• **Your task**: Write out all entries word for word.

Begin Provided records

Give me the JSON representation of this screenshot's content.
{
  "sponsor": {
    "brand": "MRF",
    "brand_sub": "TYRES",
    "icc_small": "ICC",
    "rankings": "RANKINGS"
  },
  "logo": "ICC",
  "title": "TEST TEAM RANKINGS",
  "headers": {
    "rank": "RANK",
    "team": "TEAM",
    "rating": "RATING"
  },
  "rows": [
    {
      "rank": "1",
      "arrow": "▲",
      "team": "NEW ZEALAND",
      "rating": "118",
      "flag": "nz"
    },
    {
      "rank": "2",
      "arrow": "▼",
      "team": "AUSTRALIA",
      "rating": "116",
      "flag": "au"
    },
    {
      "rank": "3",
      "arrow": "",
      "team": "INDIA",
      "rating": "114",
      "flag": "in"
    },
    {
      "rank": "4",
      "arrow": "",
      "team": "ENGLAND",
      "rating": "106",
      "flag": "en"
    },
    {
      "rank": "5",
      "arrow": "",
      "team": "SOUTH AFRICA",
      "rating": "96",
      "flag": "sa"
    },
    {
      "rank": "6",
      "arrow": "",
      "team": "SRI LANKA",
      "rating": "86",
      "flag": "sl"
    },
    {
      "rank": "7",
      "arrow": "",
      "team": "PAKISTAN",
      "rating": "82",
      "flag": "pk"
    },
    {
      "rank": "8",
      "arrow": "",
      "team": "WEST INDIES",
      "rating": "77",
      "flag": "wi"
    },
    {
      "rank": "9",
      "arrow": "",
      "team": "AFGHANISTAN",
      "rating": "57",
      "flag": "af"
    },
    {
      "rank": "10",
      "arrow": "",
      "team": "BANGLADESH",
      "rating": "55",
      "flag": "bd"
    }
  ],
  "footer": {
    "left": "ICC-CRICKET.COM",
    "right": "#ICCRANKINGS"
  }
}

End Provided records

• **Written response**:
Give me the JSON representation of this screenshot's content.
{
  "sponsor": {
    "brand": "MRF",
    "brand_sub": "TYRES",
    "icc_small": "ICC",
    "rankings": "RANKINGS"
  },
  "logo": "ICC",
  "title": "TEST TEAM RANKINGS",
  "headers": {
    "rank": "RANK",
    "team": "TEAM",
    "rating": "RATING"
  },
  "rows": [
    {
      "rank": "1",
      "arrow": "▲",
      "team": "NEW ZEALAND",
      "rating": "118",
      "flag": "nz"
    },
    {
      "rank": "2",
      "arrow": "▼",
      "team": "AUSTRALIA",
      "rating": "116",
      "flag": "au"
    },
    {
      "rank": "3",
      "arrow": "",
      "team": "INDIA",
      "rating": "114",
      "flag": "in"
    },
    {
      "rank": "4",
      "arrow": "",
      "team": "ENGLAND",
      "rating": "106",
      "flag": "en"
    },
    {
      "rank": "5",
      "arrow": "",
      "team": "SOUTH AFRICA",
      "rating": "96",
      "flag": "sa"
    },
    {
      "rank": "6",
      "arrow": "",
      "team": "SRI LANKA",
      "rating": "86",
      "flag": "sl"
    },
    {
      "rank": "7",
      "arrow": "",
      "team": "PAKISTAN",
      "rating": "82",
      "flag": "pk"
    },
    {
      "rank": "8",
      "arrow": "",
      "team": "WEST INDIES",
      "rating": "77",
      "flag": "wi"
    },
    {
      "rank": "9",
      "arrow": "",
      "team": "AFGHANISTAN",
      "rating": "57",
      "flag": "af"
    },
    {
      "rank": "10",
      "arrow": "",
      "team": "BANGLADESH",
      "rating": "55",
      "flag": "bd"
    }
  ],
  "footer": {
    "left": "ICC-CRICKET.COM",
    "right": "#ICCRANKINGS"
  }
}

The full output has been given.